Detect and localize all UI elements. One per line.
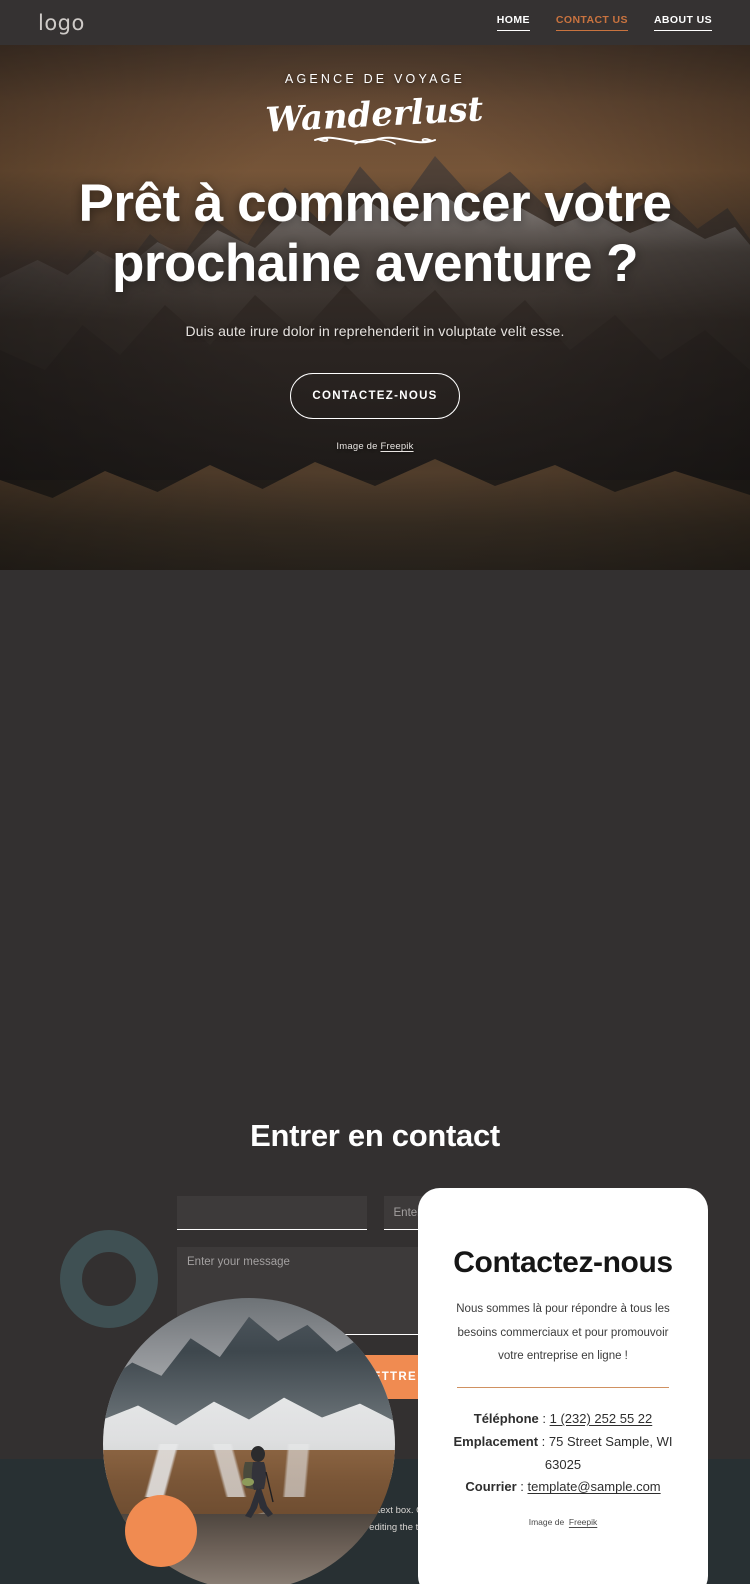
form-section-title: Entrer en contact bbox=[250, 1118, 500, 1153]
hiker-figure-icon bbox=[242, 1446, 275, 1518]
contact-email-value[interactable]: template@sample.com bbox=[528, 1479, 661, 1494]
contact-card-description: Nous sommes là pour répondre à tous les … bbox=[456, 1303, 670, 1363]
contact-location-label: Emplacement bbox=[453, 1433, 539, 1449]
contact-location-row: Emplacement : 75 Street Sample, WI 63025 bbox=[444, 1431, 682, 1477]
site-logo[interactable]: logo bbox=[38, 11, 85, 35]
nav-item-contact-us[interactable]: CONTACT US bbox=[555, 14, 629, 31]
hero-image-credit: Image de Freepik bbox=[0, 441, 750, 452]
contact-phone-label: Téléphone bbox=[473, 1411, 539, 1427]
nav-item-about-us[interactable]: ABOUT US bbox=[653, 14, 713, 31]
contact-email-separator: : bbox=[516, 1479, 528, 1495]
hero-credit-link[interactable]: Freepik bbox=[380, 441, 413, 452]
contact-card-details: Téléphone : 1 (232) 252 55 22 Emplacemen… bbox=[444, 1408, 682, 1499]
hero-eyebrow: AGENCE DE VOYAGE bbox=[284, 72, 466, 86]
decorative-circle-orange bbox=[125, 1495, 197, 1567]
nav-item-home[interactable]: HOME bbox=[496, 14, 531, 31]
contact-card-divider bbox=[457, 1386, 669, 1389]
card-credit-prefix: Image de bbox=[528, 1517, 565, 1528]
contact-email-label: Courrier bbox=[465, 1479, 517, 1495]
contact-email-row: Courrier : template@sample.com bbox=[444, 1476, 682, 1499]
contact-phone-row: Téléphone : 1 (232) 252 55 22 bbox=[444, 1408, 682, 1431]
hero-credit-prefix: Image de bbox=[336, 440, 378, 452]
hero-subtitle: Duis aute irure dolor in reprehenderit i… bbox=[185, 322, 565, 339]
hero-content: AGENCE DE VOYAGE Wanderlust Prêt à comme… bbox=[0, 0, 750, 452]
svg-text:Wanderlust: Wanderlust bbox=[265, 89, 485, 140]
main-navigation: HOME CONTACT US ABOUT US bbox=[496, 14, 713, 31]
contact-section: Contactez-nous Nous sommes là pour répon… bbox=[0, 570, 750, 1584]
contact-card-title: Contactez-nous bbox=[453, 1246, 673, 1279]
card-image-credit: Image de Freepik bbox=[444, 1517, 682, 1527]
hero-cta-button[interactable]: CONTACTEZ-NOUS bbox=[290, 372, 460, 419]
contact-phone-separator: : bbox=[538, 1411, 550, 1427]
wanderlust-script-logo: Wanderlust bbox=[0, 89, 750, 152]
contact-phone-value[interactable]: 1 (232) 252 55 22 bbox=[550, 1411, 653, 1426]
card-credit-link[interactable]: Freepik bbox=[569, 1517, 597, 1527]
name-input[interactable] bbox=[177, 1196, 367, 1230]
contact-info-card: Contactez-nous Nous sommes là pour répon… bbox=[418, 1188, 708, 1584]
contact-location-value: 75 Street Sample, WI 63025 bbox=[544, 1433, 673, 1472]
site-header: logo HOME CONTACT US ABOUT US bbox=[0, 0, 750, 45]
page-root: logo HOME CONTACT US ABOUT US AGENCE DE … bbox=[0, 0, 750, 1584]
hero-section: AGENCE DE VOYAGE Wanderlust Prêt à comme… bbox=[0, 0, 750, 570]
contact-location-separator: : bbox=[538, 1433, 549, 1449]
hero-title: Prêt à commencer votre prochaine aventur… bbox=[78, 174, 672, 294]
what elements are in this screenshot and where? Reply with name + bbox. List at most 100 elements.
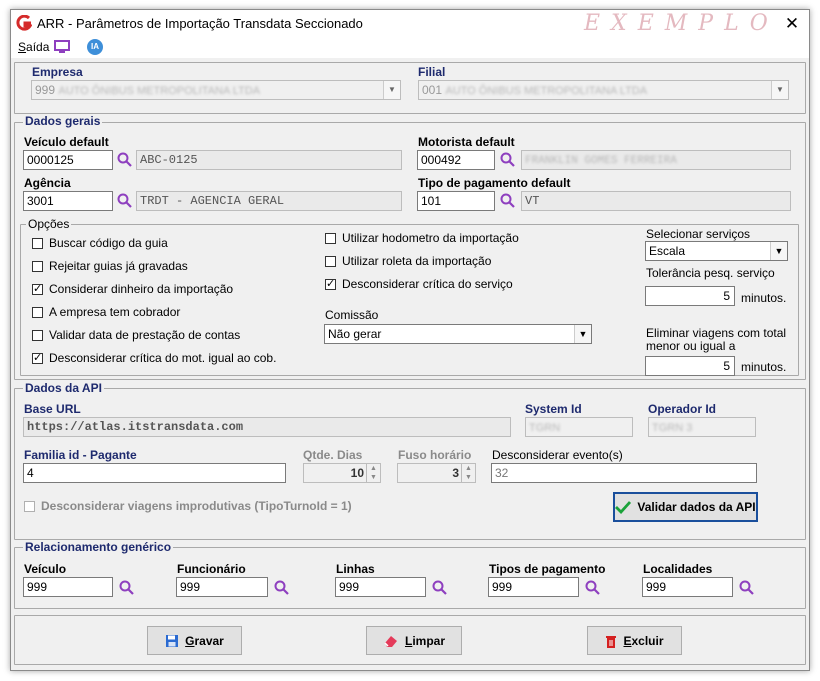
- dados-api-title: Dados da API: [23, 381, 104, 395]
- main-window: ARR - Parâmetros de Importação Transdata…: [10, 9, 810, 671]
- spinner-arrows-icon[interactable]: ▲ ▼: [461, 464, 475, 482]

==========

● **TASK TO CARRY OUT**:
Copy out every line of the records above word for word, leaving out the pictures.

● **OUTPUT BELOW**:
Detect and localize all UI elements. One per line.
form-section-title: Entrer en contact bbox=[250, 1118, 500, 1153]
hiker-figure-icon bbox=[242, 1446, 275, 1518]
contact-email-value[interactable]: template@sample.com bbox=[528, 1479, 661, 1494]
contact-card-description: Nous sommes là pour répondre à tous les … bbox=[456, 1303, 670, 1363]
contact-location-label: Emplacement bbox=[453, 1433, 539, 1449]
contact-location-row: Emplacement : 75 Street Sample, WI 63025 bbox=[444, 1431, 682, 1477]
site-logo[interactable]: logo bbox=[38, 11, 85, 35]
nav-item-contact-us[interactable]: CONTACT US bbox=[555, 14, 629, 31]
hero-image-credit: Image de Freepik bbox=[0, 441, 750, 452]
contact-phone-label: Téléphone bbox=[473, 1411, 539, 1427]
nav-item-about-us[interactable]: ABOUT US bbox=[653, 14, 713, 31]
contact-email-separator: : bbox=[516, 1479, 528, 1495]
hero-credit-link[interactable]: Freepik bbox=[380, 441, 413, 452]
contact-card-details: Téléphone : 1 (232) 252 55 22 Emplacemen… bbox=[444, 1408, 682, 1499]
hero-eyebrow: AGENCE DE VOYAGE bbox=[284, 72, 466, 86]
decorative-circle-orange bbox=[125, 1495, 197, 1567]
nav-item-home[interactable]: HOME bbox=[496, 14, 531, 31]
contact-card-divider bbox=[457, 1386, 669, 1389]
card-credit-prefix: Image de bbox=[528, 1517, 565, 1528]
contact-email-label: Courrier bbox=[465, 1479, 517, 1495]
contact-email-row: Courrier : template@sample.com bbox=[444, 1476, 682, 1499]
contact-phone-row: Téléphone : 1 (232) 252 55 22 bbox=[444, 1408, 682, 1431]
hero-credit-prefix: Image de bbox=[336, 440, 378, 452]
hero-subtitle: Duis aute irure dolor in reprehenderit i… bbox=[185, 322, 565, 339]
hero-content: AGENCE DE VOYAGE Wanderlust Prêt à comme… bbox=[0, 0, 750, 452]
svg-text:Wanderlust: Wanderlust bbox=[265, 89, 485, 140]
main-navigation: HOME CONTACT US ABOUT US bbox=[496, 14, 713, 31]
contact-section: Contactez-nous Nous sommes là pour répon… bbox=[0, 570, 750, 1584]
contact-card-title: Contactez-nous bbox=[453, 1246, 673, 1279]
card-image-credit: Image de Freepik bbox=[444, 1517, 682, 1527]
hero-cta-button[interactable]: CONTACTEZ-NOUS bbox=[290, 372, 460, 419]
contact-phone-separator: : bbox=[538, 1411, 550, 1427]
wanderlust-script-logo: Wanderlust bbox=[0, 89, 750, 152]
contact-phone-value[interactable]: 1 (232) 252 55 22 bbox=[550, 1411, 653, 1426]
card-credit-link[interactable]: Freepik bbox=[569, 1517, 597, 1527]
name-input[interactable] bbox=[177, 1196, 367, 1230]
contact-info-card: Contactez-nous Nous sommes là pour répon… bbox=[418, 1188, 708, 1584]
contact-location-value: 75 Street Sample, WI 63025 bbox=[544, 1433, 673, 1472]
site-header: logo HOME CONTACT US ABOUT US bbox=[0, 0, 750, 45]
page-root: logo HOME CONTACT US ABOUT US AGENCE DE … bbox=[0, 0, 750, 1584]
hero-section: AGENCE DE VOYAGE Wanderlust Prêt à comme… bbox=[0, 0, 750, 570]
contact-location-separator: : bbox=[538, 1433, 549, 1449]
hero-title: Prêt à commencer votre prochaine aventur… bbox=[78, 174, 672, 294]
what elements are in this screenshot and where? Reply with name + bbox. List at most 100 elements.
- dados-api-title: Dados da API: [23, 381, 104, 395]
- main-window: ARR - Parâmetros de Importação Transdata…: [10, 9, 810, 671]
- spinner-arrows-icon[interactable]: ▲ ▼: [461, 464, 475, 482]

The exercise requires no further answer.